--- start Items ---

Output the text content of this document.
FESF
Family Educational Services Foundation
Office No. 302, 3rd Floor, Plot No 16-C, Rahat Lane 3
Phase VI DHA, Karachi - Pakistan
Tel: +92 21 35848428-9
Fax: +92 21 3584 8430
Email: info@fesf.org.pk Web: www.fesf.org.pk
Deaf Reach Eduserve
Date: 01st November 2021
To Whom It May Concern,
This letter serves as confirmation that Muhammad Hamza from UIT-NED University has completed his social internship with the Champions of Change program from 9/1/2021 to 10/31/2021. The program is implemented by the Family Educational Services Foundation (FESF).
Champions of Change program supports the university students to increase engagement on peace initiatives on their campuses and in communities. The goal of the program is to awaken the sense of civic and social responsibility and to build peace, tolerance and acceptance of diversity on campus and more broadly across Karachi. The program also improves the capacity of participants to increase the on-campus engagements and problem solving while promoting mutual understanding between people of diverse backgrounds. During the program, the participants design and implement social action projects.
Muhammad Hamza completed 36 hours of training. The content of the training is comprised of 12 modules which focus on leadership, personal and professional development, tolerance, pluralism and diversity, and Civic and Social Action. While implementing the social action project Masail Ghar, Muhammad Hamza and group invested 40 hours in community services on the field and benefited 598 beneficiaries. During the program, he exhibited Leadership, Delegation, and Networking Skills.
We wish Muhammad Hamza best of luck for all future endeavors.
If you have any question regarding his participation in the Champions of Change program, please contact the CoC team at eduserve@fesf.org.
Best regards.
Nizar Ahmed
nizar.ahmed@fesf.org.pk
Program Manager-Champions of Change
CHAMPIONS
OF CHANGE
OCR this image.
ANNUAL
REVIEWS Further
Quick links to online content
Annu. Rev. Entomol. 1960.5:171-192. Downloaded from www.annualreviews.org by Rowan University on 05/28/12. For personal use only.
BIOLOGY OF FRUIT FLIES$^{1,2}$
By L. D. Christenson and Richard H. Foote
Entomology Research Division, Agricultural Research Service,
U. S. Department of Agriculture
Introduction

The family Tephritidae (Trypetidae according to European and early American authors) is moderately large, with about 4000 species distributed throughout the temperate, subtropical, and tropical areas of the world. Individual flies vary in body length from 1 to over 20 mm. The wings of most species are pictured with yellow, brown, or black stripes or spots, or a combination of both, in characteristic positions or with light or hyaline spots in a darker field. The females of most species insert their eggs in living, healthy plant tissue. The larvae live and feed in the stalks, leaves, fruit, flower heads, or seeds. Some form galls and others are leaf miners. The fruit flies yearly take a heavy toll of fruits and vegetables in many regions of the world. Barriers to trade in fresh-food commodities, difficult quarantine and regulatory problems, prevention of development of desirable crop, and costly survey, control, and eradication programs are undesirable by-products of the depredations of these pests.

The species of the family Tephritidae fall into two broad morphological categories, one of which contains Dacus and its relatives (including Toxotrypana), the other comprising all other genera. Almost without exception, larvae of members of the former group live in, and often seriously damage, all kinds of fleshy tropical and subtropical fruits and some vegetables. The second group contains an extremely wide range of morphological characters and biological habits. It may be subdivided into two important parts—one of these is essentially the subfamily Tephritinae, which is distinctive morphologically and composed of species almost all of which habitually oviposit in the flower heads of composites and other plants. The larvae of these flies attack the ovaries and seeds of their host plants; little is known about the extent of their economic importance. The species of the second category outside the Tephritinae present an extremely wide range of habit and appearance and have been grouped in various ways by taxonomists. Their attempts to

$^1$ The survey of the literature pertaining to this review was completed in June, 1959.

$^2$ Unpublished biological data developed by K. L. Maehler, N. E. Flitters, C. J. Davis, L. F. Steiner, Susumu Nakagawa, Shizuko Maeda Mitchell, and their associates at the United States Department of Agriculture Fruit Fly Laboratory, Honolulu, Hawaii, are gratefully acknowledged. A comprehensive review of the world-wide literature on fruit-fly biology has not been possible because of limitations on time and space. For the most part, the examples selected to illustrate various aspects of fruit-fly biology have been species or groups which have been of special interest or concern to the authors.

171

--- end Items ---

● Objective:
Gather from the records above every line containing the string "content".

● Written solution:
Output the text content of this document.
Muhammad Hamza completed 36 hours of training. The content of the training is comprised of 12 modules which focus on leadership, personal and professional development, tolerance, pluralism and diversity, and Civic and Social Action. While implementing the social action project Masail Ghar, Muhammad Hamza and group invested 40 hours in community services on the field and benefited 598 beneficiaries. During the program, he exhibited Leadership, Delegation, and Networking Skills.
Quick links to online content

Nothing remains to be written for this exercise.